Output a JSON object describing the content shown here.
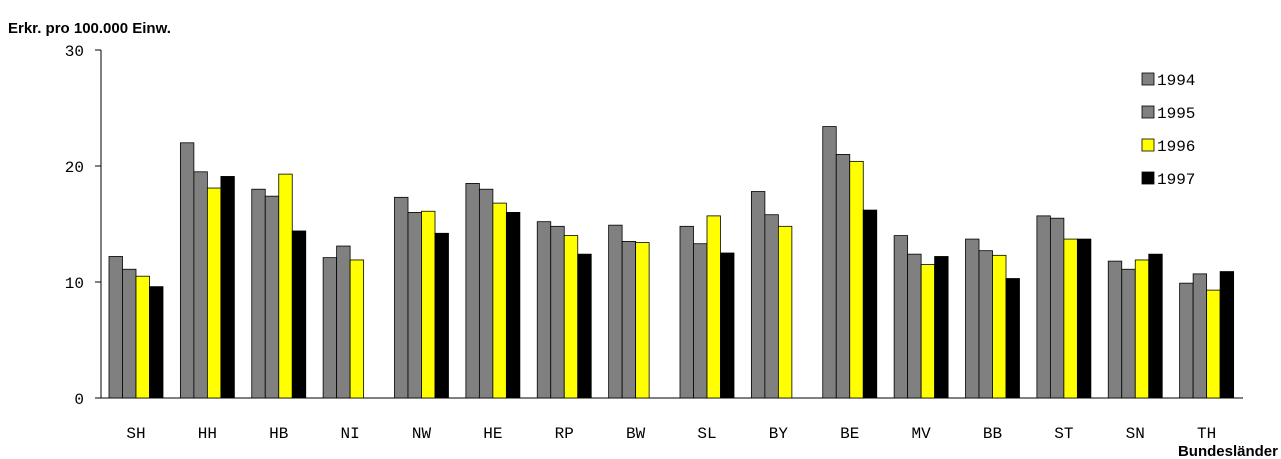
{
  "chart_data": {
    "type": "bar",
    "title": "",
    "ylabel": "Erkr. pro 100.000 Einw.",
    "xlabel": "Bundesländer",
    "ylim": [
      0,
      30
    ],
    "yticks": [
      0,
      10,
      20,
      30
    ],
    "grid": false,
    "legend_position": "top-right",
    "categories": [
      "SH",
      "HH",
      "HB",
      "NI",
      "NW",
      "HE",
      "RP",
      "BW",
      "SL",
      "BY",
      "BE",
      "MV",
      "BB",
      "ST",
      "SN",
      "TH"
    ],
    "series": [
      {
        "name": "1994",
        "color": "#808080",
        "values": [
          12.2,
          22.0,
          18.0,
          12.1,
          17.3,
          18.5,
          15.2,
          14.9,
          14.8,
          17.8,
          23.4,
          14.0,
          13.7,
          15.7,
          11.8,
          9.9
        ]
      },
      {
        "name": "1995",
        "color": "#808080",
        "values": [
          11.1,
          19.5,
          17.4,
          13.1,
          16.0,
          18.0,
          14.8,
          13.5,
          13.3,
          15.8,
          21.0,
          12.4,
          12.7,
          15.5,
          11.1,
          10.7
        ]
      },
      {
        "name": "1996",
        "color": "#ffff00",
        "values": [
          10.5,
          18.1,
          19.3,
          11.9,
          16.1,
          16.8,
          14.0,
          13.4,
          15.7,
          14.8,
          20.4,
          11.5,
          12.3,
          13.7,
          11.9,
          9.3
        ]
      },
      {
        "name": "1997",
        "color": "#000000",
        "values": [
          9.6,
          19.1,
          14.4,
          null,
          14.2,
          16.0,
          12.4,
          null,
          12.5,
          null,
          16.2,
          12.2,
          10.3,
          13.7,
          12.4,
          10.9
        ]
      }
    ]
  }
}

Task requirements:
Every line that holds the word "color" should be extracted.

In response:
        "color": "#808080",
        "color": "#808080",
        "color": "#ffff00",
        "color": "#000000",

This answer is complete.